韓国保守紙が見た「日米共同声明にはあるけど、米韓共同声明には無いもの」

米韓共同声明で「ここがおかしい」「日米とはここが違う」と分析する記事がありました。今までのものに比べると、細かく、また現実的な指摘が目立っています。例えば、「半導体ですでに台湾のほうが上」「記者会見で尹大統領が使った単語が、共同声明のものと違う」などです。ソースは週刊朝鮮(朝鮮日報の週刊紙)で、個人的な意見ですが、朝鮮日報本体よりずっとマシな分析だと思っています。

記事は、尹錫悦(ユンソンニョル)大統領とバイデン大統領の間に、妙な溝があって、それは「記者会見で尹大統領が言った内容が、共同声明では微妙に違う表現になっている」など、なかなか鋭い分析を載せていますが、やはり本ブログとしては、日本関連部分をメインで紹介します。以下、<<~>>が引用部分となります。

=====

必須作業:
(1) 抜粋本文では、分析記事の出典としてどの媒体が挙げられているか。
(2) 抜粋本文の「米韓共同声明で「ここがおかし」から「インで紹介します。以下、<<~>>が引用部分となります。」までを、一字も変えずに返すこと。
以下の一覧は、上の抜粋本文とは別の資料である。

=====

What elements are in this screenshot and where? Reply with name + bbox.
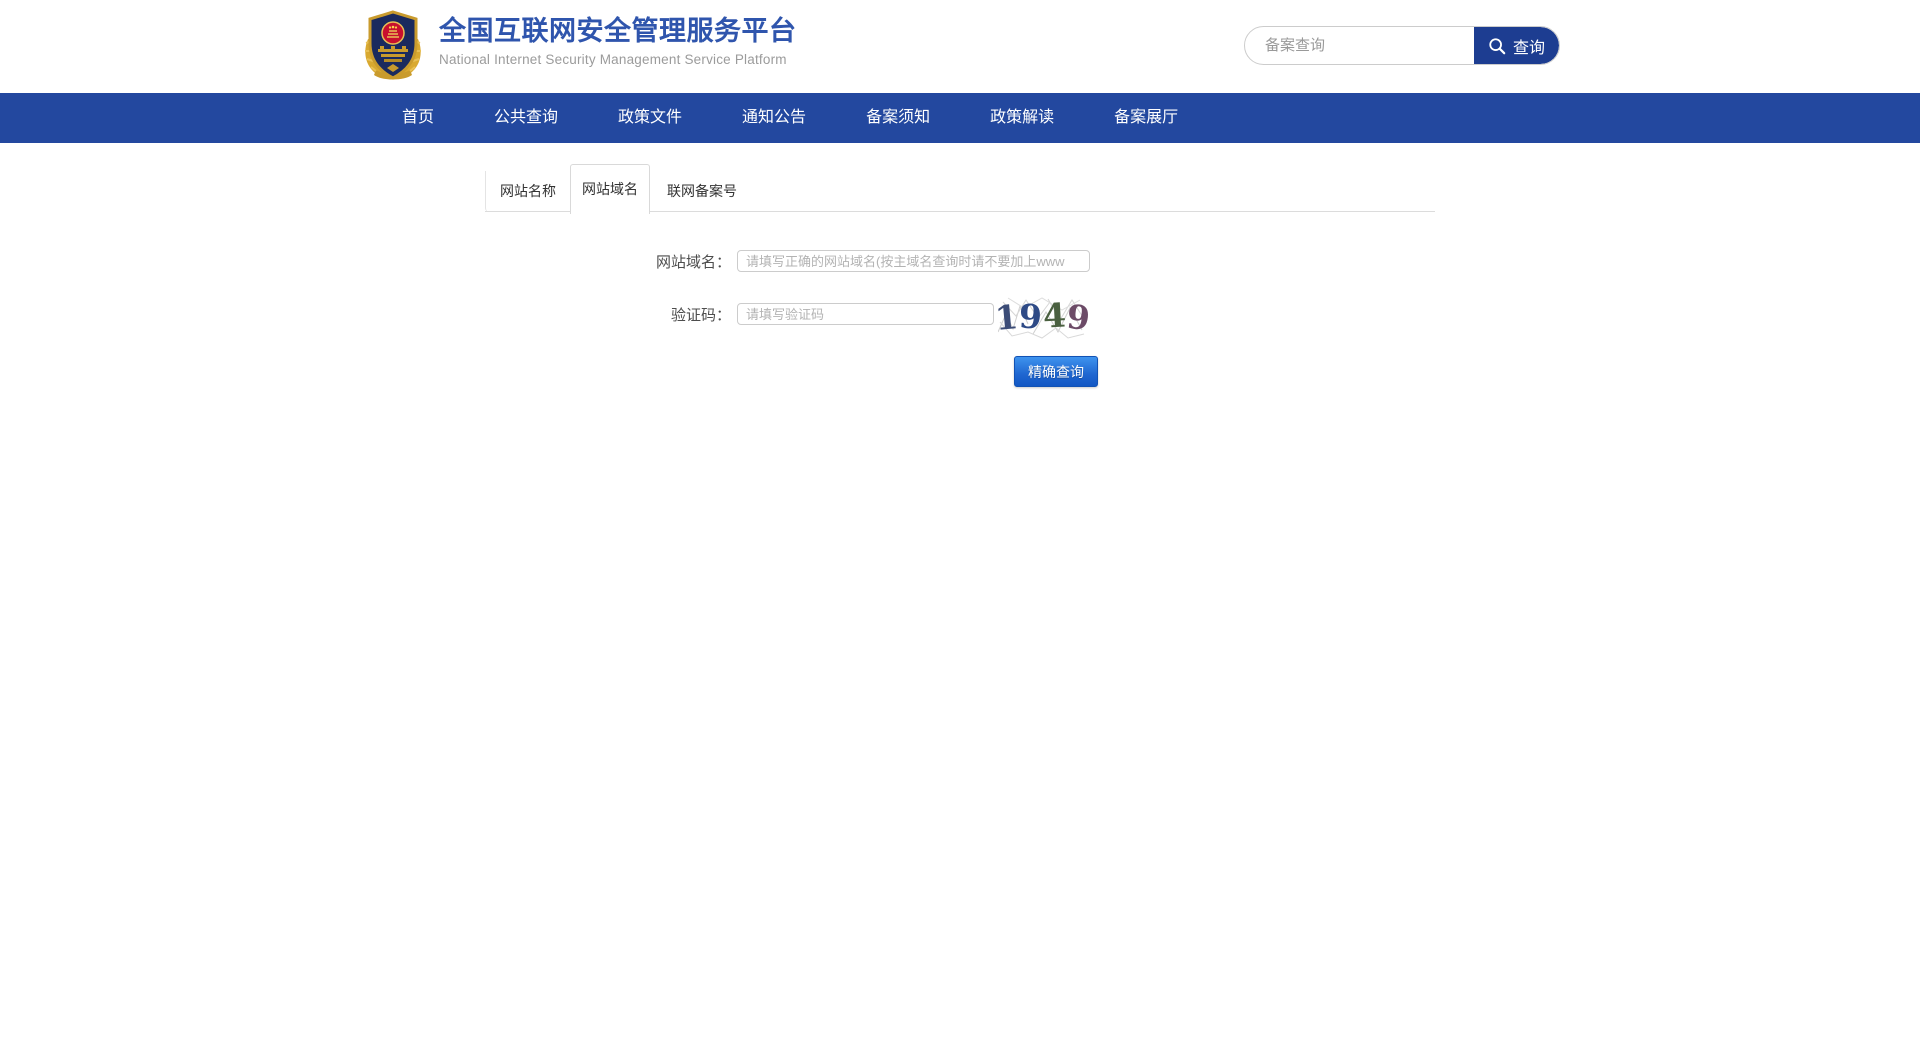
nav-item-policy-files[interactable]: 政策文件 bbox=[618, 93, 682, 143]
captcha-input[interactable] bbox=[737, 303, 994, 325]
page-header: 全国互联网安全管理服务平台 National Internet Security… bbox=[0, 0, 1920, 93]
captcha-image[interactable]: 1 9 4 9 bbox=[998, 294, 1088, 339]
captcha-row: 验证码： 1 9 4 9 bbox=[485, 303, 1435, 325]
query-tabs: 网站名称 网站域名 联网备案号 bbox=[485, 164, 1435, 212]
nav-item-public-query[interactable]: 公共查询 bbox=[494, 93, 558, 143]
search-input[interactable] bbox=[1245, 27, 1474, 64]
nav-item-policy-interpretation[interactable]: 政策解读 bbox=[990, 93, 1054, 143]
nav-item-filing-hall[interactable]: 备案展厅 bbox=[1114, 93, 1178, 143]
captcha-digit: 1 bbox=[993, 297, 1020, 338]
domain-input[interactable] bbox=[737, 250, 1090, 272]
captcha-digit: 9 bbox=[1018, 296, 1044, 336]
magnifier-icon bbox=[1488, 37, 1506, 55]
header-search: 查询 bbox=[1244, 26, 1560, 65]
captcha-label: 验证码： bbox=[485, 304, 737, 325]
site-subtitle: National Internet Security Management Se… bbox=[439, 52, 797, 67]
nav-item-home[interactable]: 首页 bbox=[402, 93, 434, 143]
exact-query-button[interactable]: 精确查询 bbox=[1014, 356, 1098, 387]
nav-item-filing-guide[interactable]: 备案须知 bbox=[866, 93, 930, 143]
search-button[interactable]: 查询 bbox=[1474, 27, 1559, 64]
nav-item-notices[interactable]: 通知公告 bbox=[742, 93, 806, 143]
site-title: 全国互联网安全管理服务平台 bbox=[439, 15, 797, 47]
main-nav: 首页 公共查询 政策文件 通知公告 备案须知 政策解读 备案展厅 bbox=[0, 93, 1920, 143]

=====

最終回答:
(1) 週刊朝鮮(朝鮮日報の週刊紙)だ。

(2)
米韓共同声明で「ここがおかしい」「日米とはここが違う」と分析する記事がありました。今までのものに比べると、細かく、また現実的な指摘が目立っています。例えば、「半導体ですでに台湾のほうが上」「記者会見で尹大統領が使った単語が、共同声明のものと違う」などです。ソースは週刊朝鮮(朝鮮日報の週刊紙)で、個人的な意見ですが、朝鮮日報本体よりずっとマシな分析だと思っています。

記事は、尹錫悦(ユンソンニョル)大統領とバイデン大統領の間に、妙な溝があって、それは「記者会見で尹大統領が言った内容が、共同声明では微妙に違う表現になっている」など、なかなか鋭い分析を載せていますが、やはり本ブログとしては、日本関連部分をメインで紹介します。以下、<<~>>が引用部分となります。